Excerpt –
I hope no one SWOONED to see that this puzzle contains a major movie spoiler. Yes, [Kane's dying word in "Citizen Kane"] is ROSEBUD. Going from the sublime to, well, the uh, less sublime, other large screen references are to be found in "MARS [___ Attacks!" (1996 Tim Burton movie)], "PEE [___-wee's Big Adventure"], everybody's favorite movie lab-assistant IGOR, and in stars MAE [West of "My Little Chickadee"] and the (sadly) over-exposed LOHAN, [Actress Lindsay of "Freaky Friday"]. The small screen gets its due, too, with mention of ERICA ["All My Children" vixen], OPRAH [First name in talk TV] and ["Two and Half ___] MEN." The clue for KOREA, ["M*A*S*H" setting], belongs to both.

Loved seeing CAL [Ripken of the Orioles], PFFT [Sound of something going kaput], and DIAL clued as [Use a rotary phone]. "Does anyone still..." use a rotary phone?

Dan Naddor's Los Angeles Times crossword

I'm having trouble getting back into the crossword swing of things. My IHOP breakfast today was too satisfying and I'd really like to lie down for a bit. But I won't because I'm congenitally indisposed to being able to nap. So on with the puzzle! Dan's theme is realtors' euphemistic lies, trying to spin a piece-of-crap property as something more charming:

• 17A. [Realtor's "lavish landscaping"? Frankly, there are ___] WEEDS EVERYWHERE.
• 24A. [[Realtor's "charming"? Actually, it's ___] REALLY TINY. The most "charming" houses are less than 1,000 square feet.
• 35A. [Realtor's "expansive backyard"? Honestly, there's ___] NO POOL OR SPA. This must be a California/Florida sort of thing. You don't really expect a pool in the Midwest.
• 45A. [Realtor's "needs TLC"? Candidly, ___] IT'S A PIGSTY. A mere coat of paint will not help much here.
• 53A. [Realtor's "quiet setting"? Truthfully, it's ___] IN THE BOONIES. Yeah, I'll have to pass on that. I like city life.

Most of these theme entries aren't stand-alone sentences, but I could envision someone telling a friend about the horrible house they just saw and using these phrases without the "Frankly, there are..." intros.

Extracted records –
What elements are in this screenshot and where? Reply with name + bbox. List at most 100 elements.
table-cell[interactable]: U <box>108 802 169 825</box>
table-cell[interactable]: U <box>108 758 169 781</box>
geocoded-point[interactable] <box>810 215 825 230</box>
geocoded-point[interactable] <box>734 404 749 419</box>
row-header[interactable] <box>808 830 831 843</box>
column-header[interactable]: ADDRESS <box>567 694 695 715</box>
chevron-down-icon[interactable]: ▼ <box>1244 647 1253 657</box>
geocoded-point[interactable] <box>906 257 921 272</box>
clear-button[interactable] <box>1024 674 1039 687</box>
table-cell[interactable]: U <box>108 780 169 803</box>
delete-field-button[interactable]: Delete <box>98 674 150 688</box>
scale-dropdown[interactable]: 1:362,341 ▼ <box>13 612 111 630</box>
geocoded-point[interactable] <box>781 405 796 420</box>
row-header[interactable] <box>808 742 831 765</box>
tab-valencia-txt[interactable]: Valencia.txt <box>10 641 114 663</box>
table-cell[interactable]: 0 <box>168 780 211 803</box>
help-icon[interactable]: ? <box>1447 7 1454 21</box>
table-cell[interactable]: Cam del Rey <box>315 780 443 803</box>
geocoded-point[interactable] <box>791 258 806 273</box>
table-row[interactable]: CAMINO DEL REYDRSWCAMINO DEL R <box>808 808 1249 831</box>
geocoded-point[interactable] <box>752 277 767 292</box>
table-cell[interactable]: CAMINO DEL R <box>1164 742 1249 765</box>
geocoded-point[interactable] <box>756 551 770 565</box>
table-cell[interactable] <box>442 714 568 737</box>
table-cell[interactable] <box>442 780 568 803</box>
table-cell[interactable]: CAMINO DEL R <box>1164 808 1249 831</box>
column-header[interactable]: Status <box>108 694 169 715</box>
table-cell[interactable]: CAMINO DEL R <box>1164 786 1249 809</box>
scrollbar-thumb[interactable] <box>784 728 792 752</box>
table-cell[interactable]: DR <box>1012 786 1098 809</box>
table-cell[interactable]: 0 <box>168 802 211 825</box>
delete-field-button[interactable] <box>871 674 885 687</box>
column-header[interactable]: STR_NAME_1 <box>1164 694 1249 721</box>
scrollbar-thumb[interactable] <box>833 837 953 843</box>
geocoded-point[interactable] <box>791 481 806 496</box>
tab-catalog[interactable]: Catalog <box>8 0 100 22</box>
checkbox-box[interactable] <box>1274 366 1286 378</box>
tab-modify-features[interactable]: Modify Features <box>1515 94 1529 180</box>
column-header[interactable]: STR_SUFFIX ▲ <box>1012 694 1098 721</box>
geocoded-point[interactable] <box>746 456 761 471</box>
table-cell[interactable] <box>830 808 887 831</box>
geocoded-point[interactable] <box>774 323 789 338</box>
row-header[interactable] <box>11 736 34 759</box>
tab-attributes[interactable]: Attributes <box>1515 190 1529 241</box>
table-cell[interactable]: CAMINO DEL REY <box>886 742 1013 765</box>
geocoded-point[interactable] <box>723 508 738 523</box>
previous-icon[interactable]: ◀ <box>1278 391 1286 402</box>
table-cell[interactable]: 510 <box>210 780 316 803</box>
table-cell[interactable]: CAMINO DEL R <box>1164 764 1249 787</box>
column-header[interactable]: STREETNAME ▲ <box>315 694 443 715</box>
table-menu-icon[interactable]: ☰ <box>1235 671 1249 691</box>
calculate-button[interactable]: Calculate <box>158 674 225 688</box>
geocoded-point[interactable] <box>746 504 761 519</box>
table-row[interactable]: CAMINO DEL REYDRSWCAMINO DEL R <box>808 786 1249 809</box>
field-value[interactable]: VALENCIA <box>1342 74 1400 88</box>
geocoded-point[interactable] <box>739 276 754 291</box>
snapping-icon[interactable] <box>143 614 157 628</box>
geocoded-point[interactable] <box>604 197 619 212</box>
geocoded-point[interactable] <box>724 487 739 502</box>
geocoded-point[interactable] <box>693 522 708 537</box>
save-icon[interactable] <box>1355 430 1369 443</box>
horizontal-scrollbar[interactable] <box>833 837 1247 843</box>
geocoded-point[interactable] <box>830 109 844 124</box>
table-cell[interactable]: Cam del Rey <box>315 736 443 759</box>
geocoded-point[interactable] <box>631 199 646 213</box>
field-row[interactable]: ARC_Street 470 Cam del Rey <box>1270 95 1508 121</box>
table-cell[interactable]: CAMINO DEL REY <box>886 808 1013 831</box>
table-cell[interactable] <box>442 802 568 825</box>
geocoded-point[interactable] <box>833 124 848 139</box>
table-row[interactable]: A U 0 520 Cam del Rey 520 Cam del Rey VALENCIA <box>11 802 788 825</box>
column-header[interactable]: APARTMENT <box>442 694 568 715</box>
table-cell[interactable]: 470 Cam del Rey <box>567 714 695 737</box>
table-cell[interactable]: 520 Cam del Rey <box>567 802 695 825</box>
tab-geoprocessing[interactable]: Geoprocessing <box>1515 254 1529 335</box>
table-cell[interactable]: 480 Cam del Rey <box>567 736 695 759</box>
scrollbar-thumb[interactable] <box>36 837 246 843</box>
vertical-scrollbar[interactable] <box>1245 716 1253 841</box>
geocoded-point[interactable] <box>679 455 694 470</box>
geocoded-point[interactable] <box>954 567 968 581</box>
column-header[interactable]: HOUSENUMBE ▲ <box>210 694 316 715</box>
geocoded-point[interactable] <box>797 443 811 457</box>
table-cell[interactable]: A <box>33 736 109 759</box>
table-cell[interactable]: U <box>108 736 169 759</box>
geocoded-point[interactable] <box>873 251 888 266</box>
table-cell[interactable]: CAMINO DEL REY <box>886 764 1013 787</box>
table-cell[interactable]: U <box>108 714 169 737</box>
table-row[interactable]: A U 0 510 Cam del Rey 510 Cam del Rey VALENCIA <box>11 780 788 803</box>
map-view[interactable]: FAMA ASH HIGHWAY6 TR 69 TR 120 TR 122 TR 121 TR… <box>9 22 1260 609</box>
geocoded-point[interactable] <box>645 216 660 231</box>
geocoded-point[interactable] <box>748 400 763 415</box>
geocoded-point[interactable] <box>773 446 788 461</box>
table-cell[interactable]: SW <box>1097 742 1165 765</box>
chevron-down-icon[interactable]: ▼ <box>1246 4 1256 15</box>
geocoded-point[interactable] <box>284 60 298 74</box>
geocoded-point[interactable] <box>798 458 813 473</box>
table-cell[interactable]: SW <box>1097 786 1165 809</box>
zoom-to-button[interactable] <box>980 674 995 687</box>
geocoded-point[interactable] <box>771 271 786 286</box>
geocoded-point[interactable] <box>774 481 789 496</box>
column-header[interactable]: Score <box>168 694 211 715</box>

Task brief –
Please answer these questions from the crossword review:
(a) What entry is clued as [Actress Lindsay of "Freaky Friday"]?
(b) Whose Los Angeles Times crossword is discussed?
(c) What is the answer to 45A?

Result of this task –
(a) LOHAN
(b) Dan Naddor's
(c) IT'S A PIGSTY